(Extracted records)
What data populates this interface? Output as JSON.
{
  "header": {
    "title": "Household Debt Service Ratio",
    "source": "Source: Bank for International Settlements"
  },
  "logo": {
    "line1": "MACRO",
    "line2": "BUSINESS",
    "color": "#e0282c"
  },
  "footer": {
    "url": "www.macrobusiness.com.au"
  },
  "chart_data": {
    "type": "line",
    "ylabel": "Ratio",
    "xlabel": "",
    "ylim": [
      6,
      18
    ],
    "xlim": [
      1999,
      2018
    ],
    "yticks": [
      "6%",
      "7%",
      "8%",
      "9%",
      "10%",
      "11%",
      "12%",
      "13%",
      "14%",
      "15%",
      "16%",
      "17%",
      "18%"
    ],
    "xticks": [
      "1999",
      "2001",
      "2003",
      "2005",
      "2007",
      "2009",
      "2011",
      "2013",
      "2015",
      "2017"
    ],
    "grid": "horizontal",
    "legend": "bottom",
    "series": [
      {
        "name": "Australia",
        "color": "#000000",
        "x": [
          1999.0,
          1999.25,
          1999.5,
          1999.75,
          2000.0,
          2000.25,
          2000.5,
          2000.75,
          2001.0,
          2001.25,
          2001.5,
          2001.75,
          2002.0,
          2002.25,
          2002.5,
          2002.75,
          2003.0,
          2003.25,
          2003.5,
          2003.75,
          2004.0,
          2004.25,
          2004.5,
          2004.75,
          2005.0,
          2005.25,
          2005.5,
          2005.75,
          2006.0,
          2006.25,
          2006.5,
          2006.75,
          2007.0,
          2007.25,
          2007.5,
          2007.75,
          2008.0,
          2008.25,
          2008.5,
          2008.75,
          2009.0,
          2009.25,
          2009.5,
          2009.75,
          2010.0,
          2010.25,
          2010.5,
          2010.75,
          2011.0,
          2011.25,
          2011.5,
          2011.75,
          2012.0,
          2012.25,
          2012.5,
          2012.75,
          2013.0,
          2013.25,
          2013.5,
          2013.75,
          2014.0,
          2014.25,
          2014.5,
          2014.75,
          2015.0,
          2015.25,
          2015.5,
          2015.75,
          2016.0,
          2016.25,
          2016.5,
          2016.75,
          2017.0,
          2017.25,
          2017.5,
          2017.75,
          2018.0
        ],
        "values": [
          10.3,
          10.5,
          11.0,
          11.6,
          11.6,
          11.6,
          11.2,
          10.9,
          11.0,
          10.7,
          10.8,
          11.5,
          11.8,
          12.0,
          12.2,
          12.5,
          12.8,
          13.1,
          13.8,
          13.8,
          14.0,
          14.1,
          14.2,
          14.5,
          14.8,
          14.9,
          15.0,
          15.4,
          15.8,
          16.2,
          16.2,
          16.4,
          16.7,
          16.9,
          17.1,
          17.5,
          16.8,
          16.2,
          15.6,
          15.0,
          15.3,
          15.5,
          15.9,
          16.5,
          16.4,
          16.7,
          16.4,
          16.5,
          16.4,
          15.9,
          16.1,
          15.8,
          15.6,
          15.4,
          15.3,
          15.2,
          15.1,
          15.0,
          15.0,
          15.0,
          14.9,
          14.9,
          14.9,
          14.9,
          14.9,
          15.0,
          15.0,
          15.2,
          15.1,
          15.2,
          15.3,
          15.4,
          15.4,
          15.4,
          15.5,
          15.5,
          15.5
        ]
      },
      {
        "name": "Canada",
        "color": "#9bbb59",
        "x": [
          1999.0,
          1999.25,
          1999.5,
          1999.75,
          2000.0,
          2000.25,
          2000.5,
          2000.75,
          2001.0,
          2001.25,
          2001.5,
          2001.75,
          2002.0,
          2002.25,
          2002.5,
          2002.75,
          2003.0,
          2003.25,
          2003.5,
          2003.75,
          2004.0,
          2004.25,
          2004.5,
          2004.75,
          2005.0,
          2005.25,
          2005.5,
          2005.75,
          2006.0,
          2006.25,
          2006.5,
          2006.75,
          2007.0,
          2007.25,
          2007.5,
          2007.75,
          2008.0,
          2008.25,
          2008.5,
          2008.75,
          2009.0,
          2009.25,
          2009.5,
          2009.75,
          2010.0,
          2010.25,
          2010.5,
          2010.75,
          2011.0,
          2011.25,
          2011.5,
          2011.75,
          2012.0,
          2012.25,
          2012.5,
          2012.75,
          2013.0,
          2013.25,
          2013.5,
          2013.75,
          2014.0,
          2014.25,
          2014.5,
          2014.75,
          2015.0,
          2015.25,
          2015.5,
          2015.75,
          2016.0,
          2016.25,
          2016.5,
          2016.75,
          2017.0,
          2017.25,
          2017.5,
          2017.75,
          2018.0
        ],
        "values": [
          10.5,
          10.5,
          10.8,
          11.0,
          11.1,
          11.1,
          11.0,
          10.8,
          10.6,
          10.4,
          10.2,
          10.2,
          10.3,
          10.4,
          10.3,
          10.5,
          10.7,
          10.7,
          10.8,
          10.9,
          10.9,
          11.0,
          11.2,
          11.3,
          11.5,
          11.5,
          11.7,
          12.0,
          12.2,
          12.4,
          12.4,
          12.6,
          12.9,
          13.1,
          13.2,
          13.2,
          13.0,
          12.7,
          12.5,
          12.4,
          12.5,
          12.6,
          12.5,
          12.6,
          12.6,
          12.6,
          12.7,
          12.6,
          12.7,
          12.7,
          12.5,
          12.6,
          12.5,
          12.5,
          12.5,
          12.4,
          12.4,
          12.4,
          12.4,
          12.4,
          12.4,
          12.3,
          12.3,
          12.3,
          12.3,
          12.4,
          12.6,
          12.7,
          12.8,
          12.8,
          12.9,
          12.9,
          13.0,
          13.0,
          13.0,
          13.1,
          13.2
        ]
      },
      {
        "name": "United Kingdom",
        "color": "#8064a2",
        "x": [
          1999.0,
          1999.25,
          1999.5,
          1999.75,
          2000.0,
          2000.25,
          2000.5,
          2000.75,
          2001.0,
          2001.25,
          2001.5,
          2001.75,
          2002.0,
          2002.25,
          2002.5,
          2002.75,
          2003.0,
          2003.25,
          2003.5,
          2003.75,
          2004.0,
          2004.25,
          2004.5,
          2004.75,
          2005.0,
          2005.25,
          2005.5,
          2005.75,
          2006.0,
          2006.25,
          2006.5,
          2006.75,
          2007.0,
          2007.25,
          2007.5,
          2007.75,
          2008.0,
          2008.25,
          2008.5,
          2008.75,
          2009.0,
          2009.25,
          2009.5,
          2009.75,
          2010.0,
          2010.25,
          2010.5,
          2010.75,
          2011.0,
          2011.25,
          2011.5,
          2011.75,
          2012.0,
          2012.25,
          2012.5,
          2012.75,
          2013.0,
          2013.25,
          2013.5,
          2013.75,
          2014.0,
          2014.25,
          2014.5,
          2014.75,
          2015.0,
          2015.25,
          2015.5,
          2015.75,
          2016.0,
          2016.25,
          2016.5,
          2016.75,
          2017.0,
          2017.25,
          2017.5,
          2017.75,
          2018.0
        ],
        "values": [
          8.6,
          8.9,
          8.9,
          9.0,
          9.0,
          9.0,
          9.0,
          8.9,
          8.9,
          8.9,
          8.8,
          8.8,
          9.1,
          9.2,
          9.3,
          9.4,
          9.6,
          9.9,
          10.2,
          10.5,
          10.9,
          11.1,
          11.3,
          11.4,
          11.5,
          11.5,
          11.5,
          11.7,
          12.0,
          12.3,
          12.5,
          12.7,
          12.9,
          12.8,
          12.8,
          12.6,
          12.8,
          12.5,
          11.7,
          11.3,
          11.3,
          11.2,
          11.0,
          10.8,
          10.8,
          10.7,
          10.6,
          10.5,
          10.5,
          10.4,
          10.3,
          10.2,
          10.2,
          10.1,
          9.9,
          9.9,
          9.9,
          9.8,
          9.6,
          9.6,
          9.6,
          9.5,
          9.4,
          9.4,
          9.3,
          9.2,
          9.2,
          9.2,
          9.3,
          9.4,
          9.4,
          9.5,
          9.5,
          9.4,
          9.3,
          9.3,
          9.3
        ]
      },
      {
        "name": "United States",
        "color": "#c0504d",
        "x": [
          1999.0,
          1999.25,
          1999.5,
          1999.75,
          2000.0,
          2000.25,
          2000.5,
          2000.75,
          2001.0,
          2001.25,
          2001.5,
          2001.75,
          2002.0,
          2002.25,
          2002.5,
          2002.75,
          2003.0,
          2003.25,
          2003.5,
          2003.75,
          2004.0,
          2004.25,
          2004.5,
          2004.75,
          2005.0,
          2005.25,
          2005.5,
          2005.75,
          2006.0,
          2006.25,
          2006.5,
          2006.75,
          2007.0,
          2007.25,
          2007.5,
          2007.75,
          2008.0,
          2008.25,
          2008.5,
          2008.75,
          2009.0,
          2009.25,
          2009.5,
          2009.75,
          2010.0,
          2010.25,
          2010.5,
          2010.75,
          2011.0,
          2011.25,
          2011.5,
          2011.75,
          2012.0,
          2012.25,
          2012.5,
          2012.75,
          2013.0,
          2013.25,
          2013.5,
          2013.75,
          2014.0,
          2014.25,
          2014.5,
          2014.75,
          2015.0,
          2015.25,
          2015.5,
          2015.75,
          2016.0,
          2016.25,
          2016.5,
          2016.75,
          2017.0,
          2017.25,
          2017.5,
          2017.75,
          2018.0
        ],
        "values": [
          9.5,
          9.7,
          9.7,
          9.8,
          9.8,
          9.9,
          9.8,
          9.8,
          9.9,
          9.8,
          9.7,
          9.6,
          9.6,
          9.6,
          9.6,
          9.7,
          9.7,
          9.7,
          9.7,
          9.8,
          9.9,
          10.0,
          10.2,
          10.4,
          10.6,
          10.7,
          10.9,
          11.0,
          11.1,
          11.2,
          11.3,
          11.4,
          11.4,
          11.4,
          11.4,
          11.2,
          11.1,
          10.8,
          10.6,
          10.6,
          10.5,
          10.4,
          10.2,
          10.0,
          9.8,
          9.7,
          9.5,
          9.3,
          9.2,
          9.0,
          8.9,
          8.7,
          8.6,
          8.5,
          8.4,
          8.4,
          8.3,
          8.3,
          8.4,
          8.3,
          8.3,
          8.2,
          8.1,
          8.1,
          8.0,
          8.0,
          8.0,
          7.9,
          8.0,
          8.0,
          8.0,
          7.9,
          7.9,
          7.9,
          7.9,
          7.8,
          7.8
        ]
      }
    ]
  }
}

## WRITTEN INSTRUCTION:
Identify every line holding the word "Ratio" and copy it out.

## RESPONSE FOR THIS EXERCISE:
    "title": "Household Debt Service Ratio",
    "ylabel": "Ratio",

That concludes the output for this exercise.